**The records**:

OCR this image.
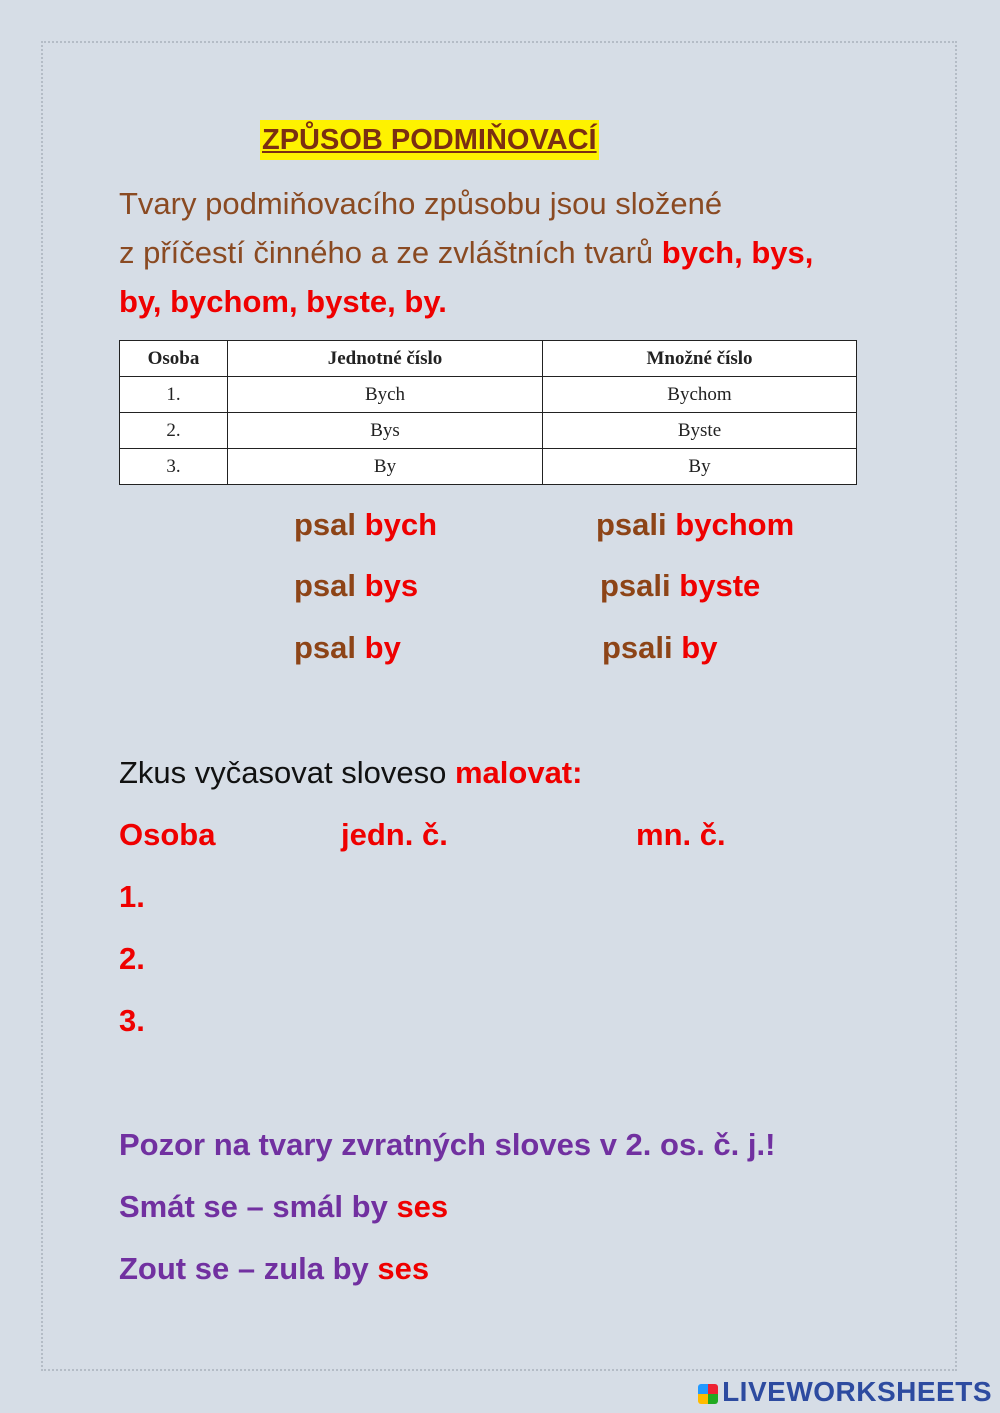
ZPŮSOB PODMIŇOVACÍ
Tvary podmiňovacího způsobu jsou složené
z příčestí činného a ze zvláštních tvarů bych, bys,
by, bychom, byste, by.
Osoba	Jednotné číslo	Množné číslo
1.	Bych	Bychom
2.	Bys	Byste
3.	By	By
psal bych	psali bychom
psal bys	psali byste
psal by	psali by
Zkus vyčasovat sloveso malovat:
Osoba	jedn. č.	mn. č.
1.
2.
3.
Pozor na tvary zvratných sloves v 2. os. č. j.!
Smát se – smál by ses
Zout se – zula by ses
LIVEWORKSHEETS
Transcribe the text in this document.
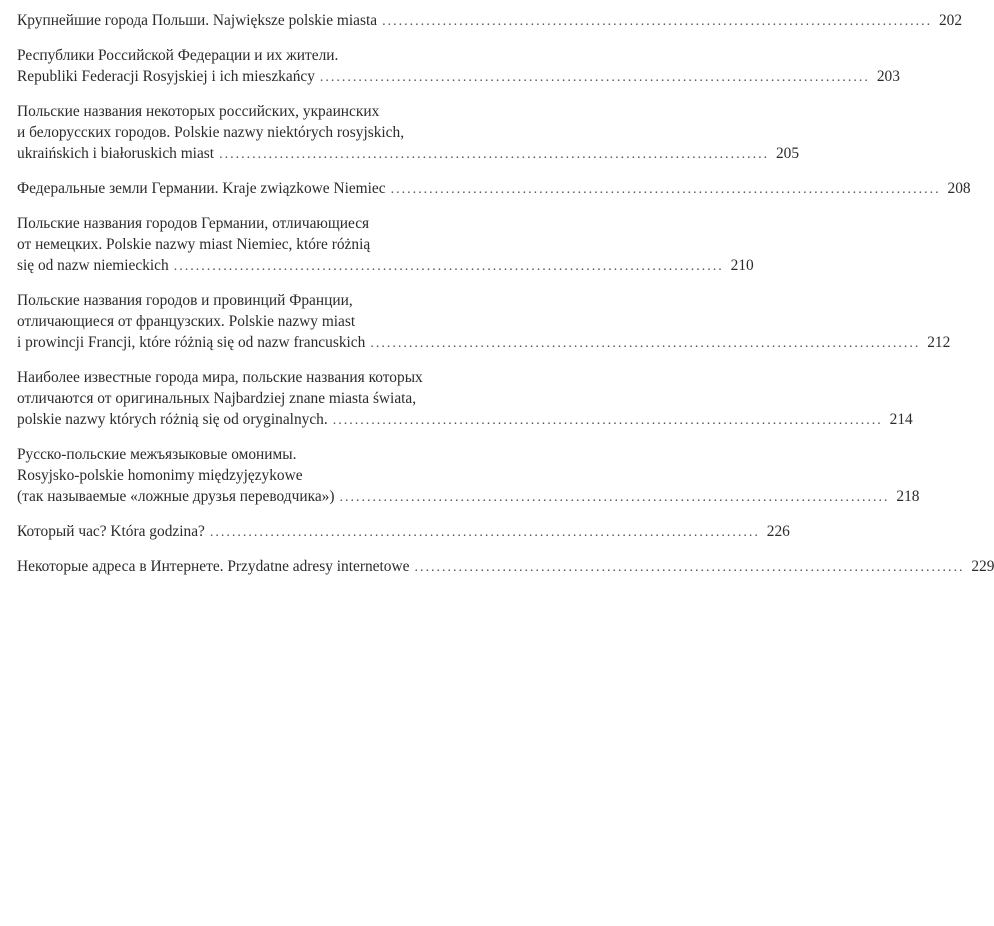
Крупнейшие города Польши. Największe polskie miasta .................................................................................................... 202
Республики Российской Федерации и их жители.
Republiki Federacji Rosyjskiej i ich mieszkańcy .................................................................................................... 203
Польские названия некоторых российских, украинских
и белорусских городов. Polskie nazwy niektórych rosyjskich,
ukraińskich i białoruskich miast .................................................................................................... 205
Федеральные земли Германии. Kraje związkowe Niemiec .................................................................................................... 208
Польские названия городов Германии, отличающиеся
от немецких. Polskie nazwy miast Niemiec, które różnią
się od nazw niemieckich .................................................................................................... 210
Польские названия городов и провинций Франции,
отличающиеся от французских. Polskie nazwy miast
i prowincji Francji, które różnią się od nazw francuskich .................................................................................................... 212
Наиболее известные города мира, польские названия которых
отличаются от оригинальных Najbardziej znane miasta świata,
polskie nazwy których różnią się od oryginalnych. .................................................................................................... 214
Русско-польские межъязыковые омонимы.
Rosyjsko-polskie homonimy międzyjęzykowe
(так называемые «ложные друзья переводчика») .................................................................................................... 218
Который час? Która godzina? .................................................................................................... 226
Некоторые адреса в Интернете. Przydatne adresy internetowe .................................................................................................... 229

**Your goal**:
Only the number is needed: state how many lines in the listing contain "городов".

**Solved exercise**:
3